** What needs to be done **
Reproduce the passage of the patch below between "PADDLE_ENFORCE_EQ(mat_dim_x.width_, mat_dim_y.height_);" and "express or implied.", inclusive, without changing a single character.

** Given text **
------------
From 35a9fe41afd638b5230ad3d7a6ab60acbbbee458 Mon Sep 17 00:00:00 2001
From: Yi Wang <yi.wang.2005@gmail.com>
Date: Mon, 7 May 2018 15:35:23 -0700
Subject: [PATCH] update

---
 paddle/fluid/operators/matmul_op.cc |  4 +--
 paddle/fluid/operators/matmul_op.h  | 44 ++++++++++++++++-------------
 2 files changed, 26 insertions(+), 22 deletions(-)
diff --git a/paddle/fluid/operators/matmul_op.cc b/paddle/fluid/operators/matmul_op.cc
index c285d461e85619..0440994f53b6f6 100644
--- a/paddle/fluid/operators/matmul_op.cc
+++ b/paddle/fluid/operators/matmul_op.cc
@@ -37,9 +37,9 @@ class MatMulOp : public framework::OperatorWithKernel {
     auto dim_x = context->GetInputDim("X");
     auto dim_y = context->GetInputDim("Y");
 
-    auto mat_dim_x = math::GetMatDim(GetXDim(dim_x), 0,
+    auto mat_dim_x = math::GetMatDim(ReshapeVectorToRowMatrix(dim_x), 0,
                                      context->Attrs().Get<bool>("transpose_X"));
-    auto mat_dim_y = math::GetMatDim(GetYDim(dim_y), 0,
+    auto mat_dim_y = math::GetMatDim(ReshapeVectorToColumnMatrix(dim_y), 0,
                                      context->Attrs().Get<bool>("transpose_Y"));
 
     PADDLE_ENFORCE_EQ(mat_dim_x.width_, mat_dim_y.height_);
diff --git a/paddle/fluid/operators/matmul_op.h b/paddle/fluid/operators/matmul_op.h
index 7b484d124a7bc9..a8a5b16dbaef0e 100644
--- a/paddle/fluid/operators/matmul_op.h
+++ b/paddle/fluid/operators/matmul_op.h
@@ -11,12 +11,13 @@ distributed under the License is distributed on an "AS IS" BASIS,
 WITHOUT WARRANTIES OR CONDITIONS OF ANY KIND, either express or implied.
 See the License for the specific language governing permissions and
 limitations under the License. */
-
 #pragma once
+
 #include <algorithm>
 #include <functional>
 #include <utility>
 #include <vector>
+
 #include "paddle/fluid/framework/op_registry.h"
 #include "paddle/fluid/operators/detail/safe_ref.h"
 #include "paddle/fluid/operators/math/blas.h"
------------
** Given data **
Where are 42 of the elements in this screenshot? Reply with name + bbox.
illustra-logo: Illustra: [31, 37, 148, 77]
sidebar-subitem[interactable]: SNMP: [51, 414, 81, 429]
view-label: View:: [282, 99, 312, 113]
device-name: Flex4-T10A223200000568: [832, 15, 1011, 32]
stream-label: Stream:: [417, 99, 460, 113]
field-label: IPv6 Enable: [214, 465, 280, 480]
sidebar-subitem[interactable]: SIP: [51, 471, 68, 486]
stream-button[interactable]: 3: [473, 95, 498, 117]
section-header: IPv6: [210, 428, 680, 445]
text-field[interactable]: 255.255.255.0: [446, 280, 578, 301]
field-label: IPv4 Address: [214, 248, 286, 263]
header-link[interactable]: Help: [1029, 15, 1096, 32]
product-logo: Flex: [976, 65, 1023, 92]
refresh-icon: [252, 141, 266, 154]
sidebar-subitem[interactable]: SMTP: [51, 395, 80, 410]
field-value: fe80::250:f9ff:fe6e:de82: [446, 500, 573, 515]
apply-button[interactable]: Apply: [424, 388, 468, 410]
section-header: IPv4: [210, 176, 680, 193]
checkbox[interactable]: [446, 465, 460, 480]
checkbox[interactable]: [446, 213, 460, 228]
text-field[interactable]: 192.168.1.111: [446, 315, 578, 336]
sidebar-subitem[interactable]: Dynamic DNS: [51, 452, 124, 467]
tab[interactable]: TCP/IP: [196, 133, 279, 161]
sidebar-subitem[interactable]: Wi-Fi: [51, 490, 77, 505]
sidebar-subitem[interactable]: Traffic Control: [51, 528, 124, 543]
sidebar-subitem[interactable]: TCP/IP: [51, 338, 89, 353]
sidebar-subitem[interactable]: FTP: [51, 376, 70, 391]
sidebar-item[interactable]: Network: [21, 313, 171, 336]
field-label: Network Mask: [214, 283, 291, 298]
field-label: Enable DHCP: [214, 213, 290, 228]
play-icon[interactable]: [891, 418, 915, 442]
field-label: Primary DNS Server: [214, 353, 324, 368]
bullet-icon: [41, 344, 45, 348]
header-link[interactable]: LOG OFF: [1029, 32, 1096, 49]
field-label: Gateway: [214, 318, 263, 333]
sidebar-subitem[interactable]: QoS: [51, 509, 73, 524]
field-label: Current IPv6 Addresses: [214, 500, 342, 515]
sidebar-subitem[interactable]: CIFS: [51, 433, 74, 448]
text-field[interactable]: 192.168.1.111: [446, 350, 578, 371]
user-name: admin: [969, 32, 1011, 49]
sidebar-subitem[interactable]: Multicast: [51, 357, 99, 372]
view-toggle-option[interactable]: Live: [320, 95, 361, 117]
------------
** Finished exercise **
PADDLE_ENFORCE_EQ(mat_dim_x.width_, mat_dim_y.height_);
diff --git a/paddle/fluid/operators/matmul_op.h b/paddle/fluid/operators/matmul_op.h
index 7b484d124a7bc9..a8a5b16dbaef0e 100644
--- a/paddle/fluid/operators/matmul_op.h
+++ b/paddle/fluid/operators/matmul_op.h
@@ -11,12 +11,13 @@ distributed under the License is distributed on an "AS IS" BASIS,
 WITHOUT WARRANTIES OR CONDITIONS OF ANY KIND, either express or implied.